* WHAT TO PRODUCE:
Extract the lines that carry the string "mass" from the listing.

* DATASET ROWS:
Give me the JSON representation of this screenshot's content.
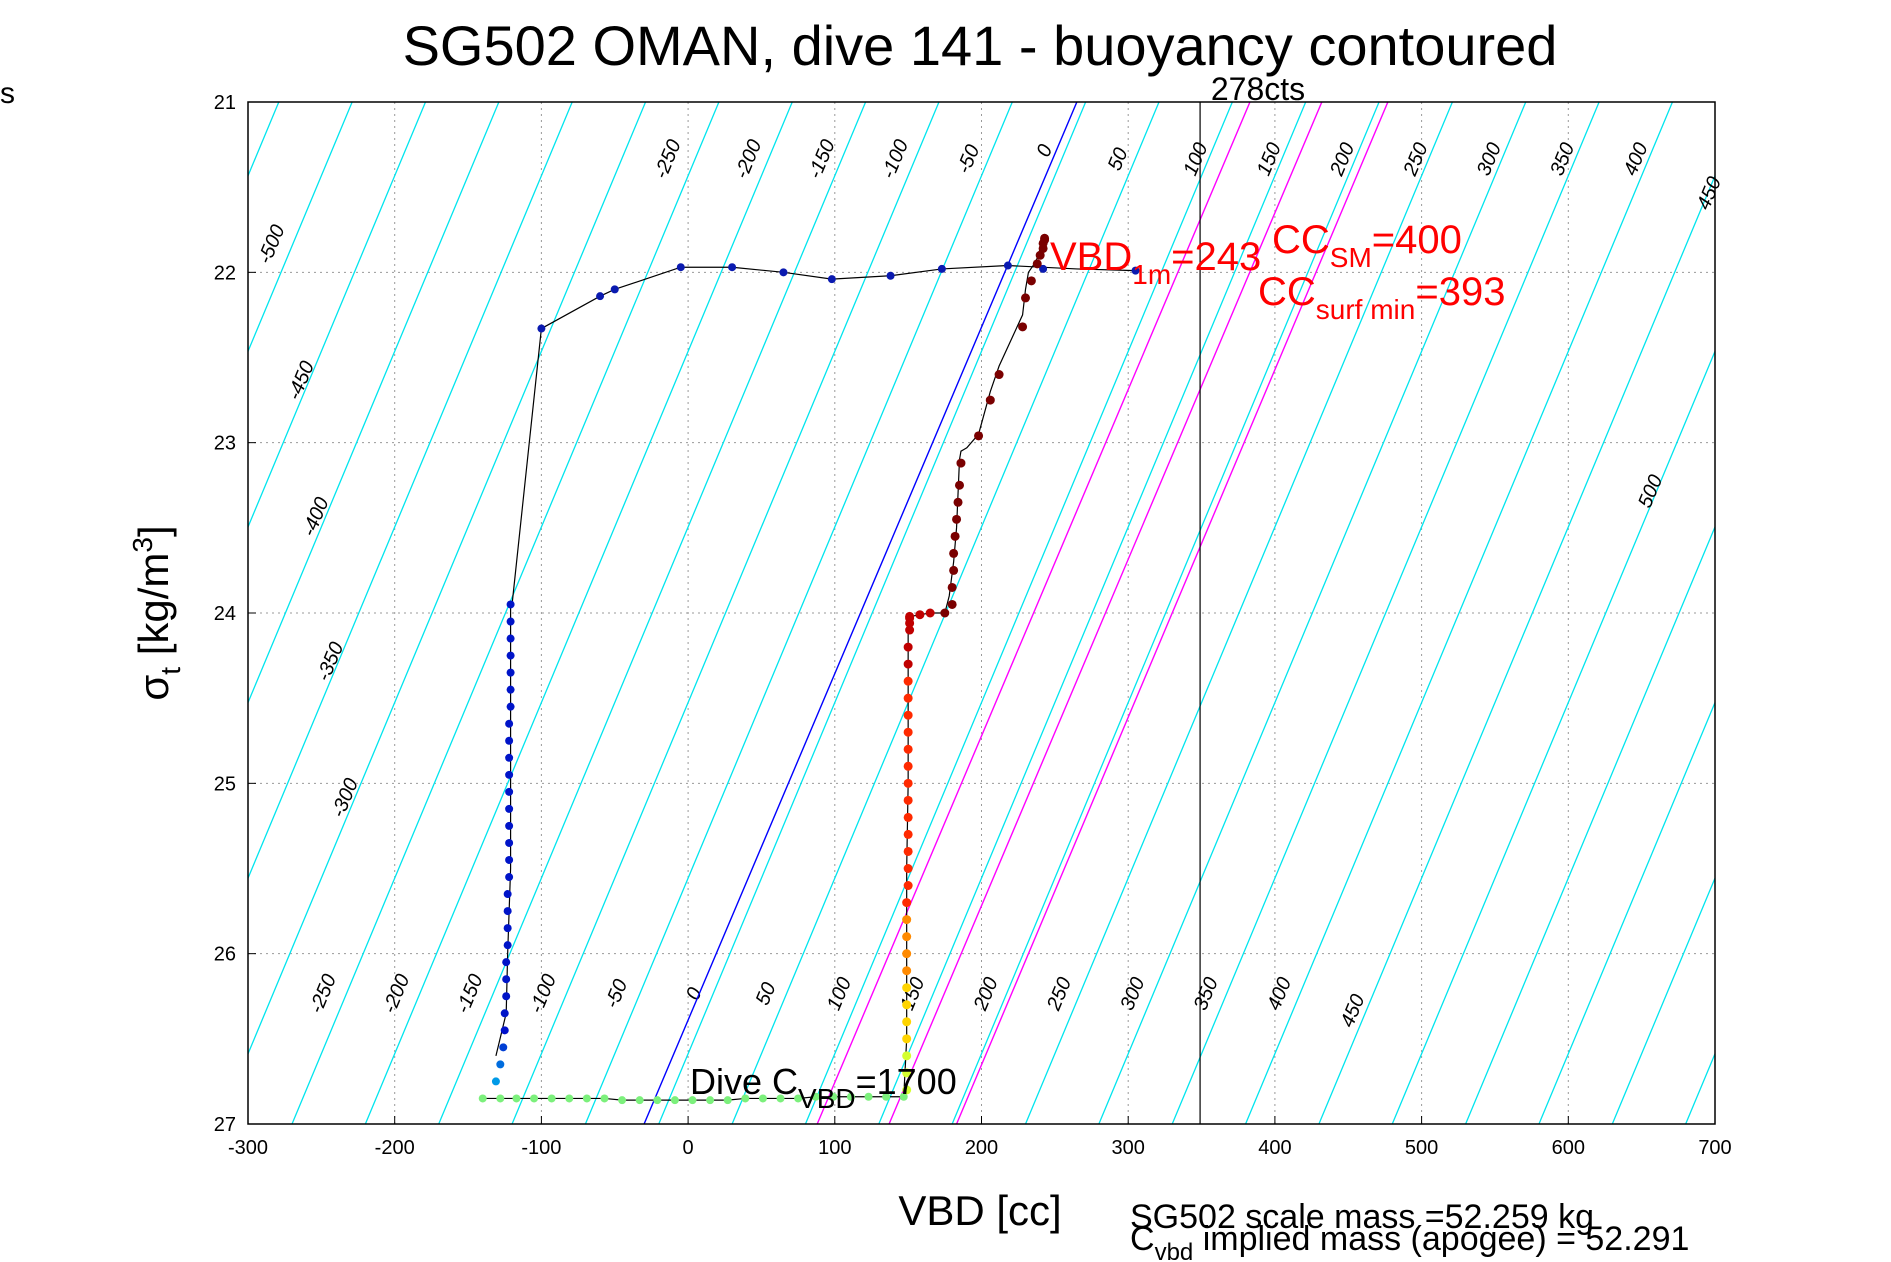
{
  "chart_data": {
    "type": "scatter",
    "title": "SG502 OMAN, dive 141 - buoyancy contoured",
    "xlabel": "VBD [cc]",
    "ylabel_main": "σ",
    "ylabel_sub": "t",
    "ylabel_unit": " [kg/m",
    "ylabel_sup": "3",
    "ylabel_close": "]",
    "xlim": [
      -300,
      700
    ],
    "ylim": [
      21,
      27
    ],
    "y_reversed": true,
    "grid": true,
    "x_ticks": [
      -300,
      -200,
      -100,
      0,
      100,
      200,
      300,
      400,
      500,
      600,
      700
    ],
    "y_ticks": [
      21,
      22,
      23,
      24,
      25,
      26,
      27
    ],
    "side_label": "s",
    "contours": {
      "color": "#00e5ee",
      "slope_cc_per_sigma": 48.5,
      "values": [
        -500,
        -450,
        -400,
        -350,
        -300,
        -250,
        -200,
        -150,
        -100,
        -50,
        0,
        50,
        100,
        150,
        200,
        250,
        300,
        350,
        400,
        450,
        500
      ],
      "labels_top": [
        {
          "text": "-500",
          "x": -280,
          "y": 21.85
        },
        {
          "text": "-450",
          "x": -260,
          "y": 22.65
        },
        {
          "text": "-400",
          "x": -250,
          "y": 23.45
        },
        {
          "text": "-350",
          "x": -240,
          "y": 24.3
        },
        {
          "text": "-300",
          "x": -230,
          "y": 25.1
        },
        {
          "text": "-250",
          "x": -10,
          "y": 21.35
        },
        {
          "text": "-200",
          "x": 45,
          "y": 21.35
        },
        {
          "text": "-150",
          "x": 95,
          "y": 21.35
        },
        {
          "text": "-100",
          "x": 145,
          "y": 21.35
        },
        {
          "text": "-50",
          "x": 195,
          "y": 21.35
        },
        {
          "text": "0",
          "x": 247,
          "y": 21.3
        },
        {
          "text": "50",
          "x": 297,
          "y": 21.35
        },
        {
          "text": "100",
          "x": 350,
          "y": 21.35
        },
        {
          "text": "150",
          "x": 400,
          "y": 21.35
        },
        {
          "text": "200",
          "x": 450,
          "y": 21.35
        },
        {
          "text": "250",
          "x": 500,
          "y": 21.35
        },
        {
          "text": "300",
          "x": 550,
          "y": 21.35
        },
        {
          "text": "350",
          "x": 600,
          "y": 21.35
        },
        {
          "text": "400",
          "x": 650,
          "y": 21.35
        },
        {
          "text": "450",
          "x": 700,
          "y": 21.55
        },
        {
          "text": "500",
          "x": 660,
          "y": 23.3
        }
      ],
      "labels_bottom": [
        {
          "text": "-250",
          "x": -245,
          "y": 26.25
        },
        {
          "text": "-200",
          "x": -195,
          "y": 26.25
        },
        {
          "text": "-150",
          "x": -145,
          "y": 26.25
        },
        {
          "text": "-100",
          "x": -95,
          "y": 26.25
        },
        {
          "text": "-50",
          "x": -45,
          "y": 26.25
        },
        {
          "text": "0",
          "x": 8,
          "y": 26.25
        },
        {
          "text": "50",
          "x": 57,
          "y": 26.25
        },
        {
          "text": "100",
          "x": 107,
          "y": 26.25
        },
        {
          "text": "150",
          "x": 157,
          "y": 26.25
        },
        {
          "text": "200",
          "x": 207,
          "y": 26.25
        },
        {
          "text": "250",
          "x": 257,
          "y": 26.25
        },
        {
          "text": "300",
          "x": 307,
          "y": 26.25
        },
        {
          "text": "350",
          "x": 357,
          "y": 26.25
        },
        {
          "text": "400",
          "x": 407,
          "y": 26.25
        },
        {
          "text": "450",
          "x": 457,
          "y": 26.35
        }
      ]
    },
    "ref_lines": [
      {
        "kind": "neutral",
        "color": "#0000ff",
        "x": [
          -30,
          265
        ],
        "y": [
          27,
          21
        ]
      },
      {
        "kind": "magenta",
        "color": "#ff00ff",
        "x": [
          88,
          383
        ],
        "y": [
          27,
          21
        ]
      },
      {
        "kind": "magenta",
        "color": "#ff00ff",
        "x": [
          137,
          432
        ],
        "y": [
          27,
          21
        ]
      },
      {
        "kind": "magenta",
        "color": "#ff00ff",
        "x": [
          183,
          477
        ],
        "y": [
          27,
          21
        ]
      },
      {
        "kind": "vertical",
        "color": "#000000",
        "x": [
          349,
          349
        ],
        "y": [
          21,
          27
        ]
      }
    ],
    "vertical_label": "278cts",
    "series": [
      {
        "id": "dive",
        "color_scheme": "blue",
        "x": [
          -140,
          -138,
          -131,
          -128,
          -125,
          -125,
          -125,
          -123,
          -122,
          -121,
          -121,
          -121,
          -121,
          -121,
          -121,
          -121,
          -121,
          -121,
          -122,
          -126,
          -123,
          -121
        ],
        "y": [
          26.85,
          26.8,
          26.7,
          26.6,
          26.4,
          26.2,
          26.0,
          25.75,
          25.5,
          25.25,
          25.0,
          24.75,
          24.5,
          24.3,
          24.15,
          24.05,
          23.95,
          23.9,
          23.9,
          23.9,
          23.9,
          23.9
        ]
      }
    ],
    "dive_points": {
      "x": [
        -123,
        -124,
        -125,
        -125,
        -125,
        -126,
        -124,
        -123,
        -122,
        -121,
        -121,
        -121,
        -121,
        -121,
        -121,
        -121,
        -121,
        -121,
        -121,
        -120,
        -119
      ],
      "y": [
        26.3,
        26.15,
        26.0,
        25.85,
        25.7,
        25.55,
        25.4,
        25.2,
        25.0,
        24.8,
        24.6,
        24.45,
        24.35,
        24.25,
        24.15,
        24.08,
        24.03,
        24.0,
        23.98,
        23.96,
        23.95
      ]
    },
    "traces": {
      "dive_line": {
        "x": [
          -131,
          -124,
          -123,
          -121,
          -121,
          -121,
          -121,
          -121,
          -121,
          -120,
          -100,
          -60,
          -50,
          -5,
          30,
          65,
          98,
          138,
          173,
          218,
          265,
          305
        ],
        "y": [
          26.6,
          26.35,
          26.0,
          25.5,
          25.0,
          24.5,
          24.2,
          24.0,
          23.95,
          23.95,
          22.33,
          22.14,
          22.1,
          21.97,
          21.97,
          22.0,
          22.04,
          22.02,
          21.98,
          21.96,
          21.98,
          21.99
        ]
      },
      "dive_dots_x": [
        -121,
        -121,
        -121,
        -121,
        -121,
        -121,
        -121,
        -122,
        -122,
        -122,
        -122,
        -122,
        -122,
        -122,
        -122,
        -122,
        -122,
        -123,
        -123,
        -123,
        -123,
        -124,
        -124,
        -124,
        -125,
        -125,
        -126,
        -128,
        -131
      ],
      "dive_dots_y": [
        23.95,
        24.05,
        24.15,
        24.25,
        24.35,
        24.45,
        24.55,
        24.65,
        24.75,
        24.85,
        24.95,
        25.05,
        25.15,
        25.25,
        25.35,
        25.45,
        25.55,
        25.65,
        25.75,
        25.85,
        25.95,
        26.05,
        26.15,
        26.25,
        26.35,
        26.45,
        26.55,
        26.65,
        26.75
      ],
      "top_dots_x": [
        -100,
        -60,
        -50,
        -5,
        30,
        65,
        98,
        138,
        173,
        218,
        242,
        305
      ],
      "top_dots_y": [
        22.33,
        22.14,
        22.1,
        21.97,
        21.97,
        22.0,
        22.04,
        22.02,
        21.98,
        21.96,
        21.98,
        21.99
      ],
      "bottom_dots_x": [
        -140,
        -128,
        -117,
        -105,
        -93,
        -81,
        -69,
        -57,
        -45,
        -33,
        -21,
        -9,
        3,
        15,
        27,
        39,
        51,
        63,
        75,
        87,
        99,
        111,
        123,
        135,
        147
      ],
      "bottom_dots_y": [
        26.85,
        26.85,
        26.85,
        26.85,
        26.85,
        26.85,
        26.85,
        26.85,
        26.86,
        26.86,
        26.86,
        26.86,
        26.86,
        26.86,
        26.86,
        26.85,
        26.85,
        26.85,
        26.85,
        26.84,
        26.84,
        26.84,
        26.84,
        26.84,
        26.84
      ],
      "climb_line": {
        "x": [
          147,
          149,
          149,
          149,
          150,
          150,
          150,
          152,
          158,
          165,
          175,
          178,
          181,
          183,
          184,
          185,
          186,
          188,
          190,
          198,
          206,
          212,
          228,
          230,
          232,
          236,
          239,
          240,
          241,
          242
        ],
        "y": [
          26.84,
          26.5,
          26.0,
          25.5,
          25.0,
          24.5,
          24.1,
          24.02,
          24.01,
          24.0,
          24.0,
          23.9,
          23.7,
          23.5,
          23.3,
          23.1,
          23.05,
          23.04,
          23.03,
          22.95,
          22.7,
          22.55,
          22.25,
          22.1,
          22.0,
          21.95,
          21.9,
          21.85,
          21.82,
          21.8
        ]
      },
      "climb_dots_x": [
        149,
        149,
        149,
        149,
        149,
        149,
        149,
        149,
        149,
        149,
        149,
        149,
        150,
        150,
        150,
        150,
        150,
        150,
        150,
        150,
        150,
        150,
        150,
        150,
        150,
        150,
        150,
        151,
        151,
        151,
        151,
        158,
        165,
        175,
        180,
        180,
        181,
        181,
        182,
        183,
        184,
        185,
        186,
        198,
        206,
        212,
        228,
        230,
        234,
        238,
        240,
        242,
        242,
        243,
        243
      ],
      "climb_dots_y": [
        26.8,
        26.7,
        26.6,
        26.5,
        26.4,
        26.3,
        26.2,
        26.1,
        26.0,
        25.9,
        25.8,
        25.7,
        25.6,
        25.5,
        25.4,
        25.3,
        25.2,
        25.1,
        25.0,
        24.9,
        24.8,
        24.7,
        24.6,
        24.5,
        24.4,
        24.3,
        24.2,
        24.1,
        24.06,
        24.03,
        24.02,
        24.01,
        24.0,
        24.0,
        23.95,
        23.85,
        23.75,
        23.65,
        23.55,
        23.45,
        23.35,
        23.25,
        23.12,
        22.96,
        22.75,
        22.6,
        22.32,
        22.15,
        22.05,
        21.95,
        21.9,
        21.86,
        21.83,
        21.81,
        21.8
      ]
    },
    "annotations": {
      "vbd1m_main": "VBD",
      "vbd1m_sub": "1m",
      "vbd1m_value": "=243",
      "ccsm_main": "CC",
      "ccsm_sub": "SM",
      "ccsm_value": "=400",
      "ccsurf_main": "CC",
      "ccsurf_sub": "surf min",
      "ccsurf_value": "=393",
      "dive_c_main": "Dive C",
      "dive_c_sub": "VBD",
      "dive_c_value": "=1700",
      "footer_line1": "SG502 scale mass =52.259 kg",
      "footer_line2_main": "C",
      "footer_line2_sub": "vbd",
      "footer_line2_rest": " implied mass (apogee) = 52.291"
    }
  }
}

* COMPLETE ANSWER:
      "footer_line1": "SG502 scale mass =52.259 kg",
      "footer_line2_rest": " implied mass (apogee) = 52.291"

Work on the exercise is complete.